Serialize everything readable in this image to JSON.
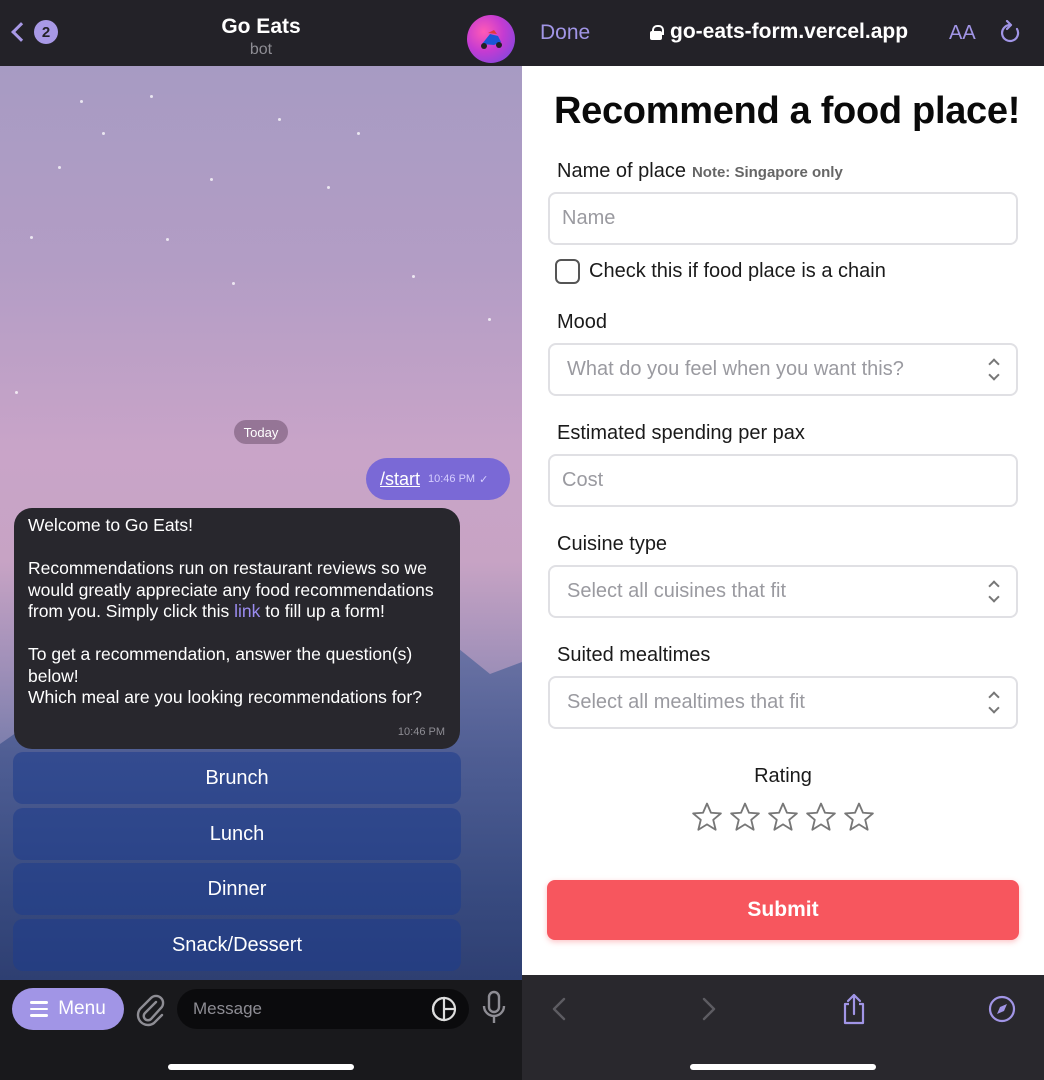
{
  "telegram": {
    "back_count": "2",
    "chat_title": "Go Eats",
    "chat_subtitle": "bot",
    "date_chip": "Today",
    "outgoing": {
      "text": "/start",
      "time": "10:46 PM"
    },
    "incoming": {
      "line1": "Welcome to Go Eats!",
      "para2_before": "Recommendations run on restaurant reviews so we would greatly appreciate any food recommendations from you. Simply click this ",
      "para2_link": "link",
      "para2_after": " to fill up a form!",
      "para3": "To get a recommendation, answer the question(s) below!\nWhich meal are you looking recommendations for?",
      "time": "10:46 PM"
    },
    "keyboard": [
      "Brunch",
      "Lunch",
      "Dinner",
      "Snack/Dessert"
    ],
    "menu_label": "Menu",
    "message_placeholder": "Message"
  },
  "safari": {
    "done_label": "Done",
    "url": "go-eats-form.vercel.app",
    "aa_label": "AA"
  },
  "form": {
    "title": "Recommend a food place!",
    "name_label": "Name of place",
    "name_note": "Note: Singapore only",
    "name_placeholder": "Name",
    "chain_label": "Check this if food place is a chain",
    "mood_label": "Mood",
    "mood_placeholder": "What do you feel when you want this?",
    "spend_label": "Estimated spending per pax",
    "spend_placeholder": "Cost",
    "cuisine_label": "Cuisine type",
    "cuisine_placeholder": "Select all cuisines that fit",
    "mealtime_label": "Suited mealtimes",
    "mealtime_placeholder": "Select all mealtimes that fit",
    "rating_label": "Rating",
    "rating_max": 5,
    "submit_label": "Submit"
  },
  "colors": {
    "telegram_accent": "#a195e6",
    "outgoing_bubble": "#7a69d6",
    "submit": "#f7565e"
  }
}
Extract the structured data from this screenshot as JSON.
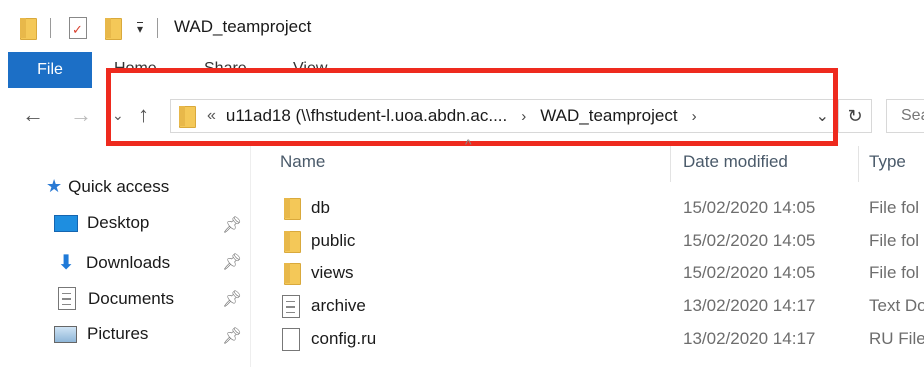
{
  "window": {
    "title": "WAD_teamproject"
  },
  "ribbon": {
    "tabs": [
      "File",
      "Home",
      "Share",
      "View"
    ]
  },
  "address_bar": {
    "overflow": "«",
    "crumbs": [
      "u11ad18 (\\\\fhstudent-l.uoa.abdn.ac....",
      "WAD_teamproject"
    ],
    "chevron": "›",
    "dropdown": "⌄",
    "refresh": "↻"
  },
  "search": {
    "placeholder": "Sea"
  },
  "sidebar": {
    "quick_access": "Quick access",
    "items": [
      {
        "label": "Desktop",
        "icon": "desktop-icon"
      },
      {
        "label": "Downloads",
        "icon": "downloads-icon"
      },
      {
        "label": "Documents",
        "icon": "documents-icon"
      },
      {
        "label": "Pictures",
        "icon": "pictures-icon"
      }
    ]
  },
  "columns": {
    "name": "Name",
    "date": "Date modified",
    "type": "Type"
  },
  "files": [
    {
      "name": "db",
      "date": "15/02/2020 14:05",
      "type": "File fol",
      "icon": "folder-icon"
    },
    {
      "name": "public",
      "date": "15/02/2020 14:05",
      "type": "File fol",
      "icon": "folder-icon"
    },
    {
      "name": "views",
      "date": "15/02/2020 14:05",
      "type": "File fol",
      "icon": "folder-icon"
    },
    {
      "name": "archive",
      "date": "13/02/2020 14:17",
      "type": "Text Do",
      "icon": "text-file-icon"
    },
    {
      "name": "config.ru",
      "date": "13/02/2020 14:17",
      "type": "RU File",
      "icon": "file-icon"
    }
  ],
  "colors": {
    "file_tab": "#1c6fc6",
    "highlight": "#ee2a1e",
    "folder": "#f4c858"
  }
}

> _Request_
Report the number of lines above containing the word "mealtimes", with no other text.

> _Exercise output_
2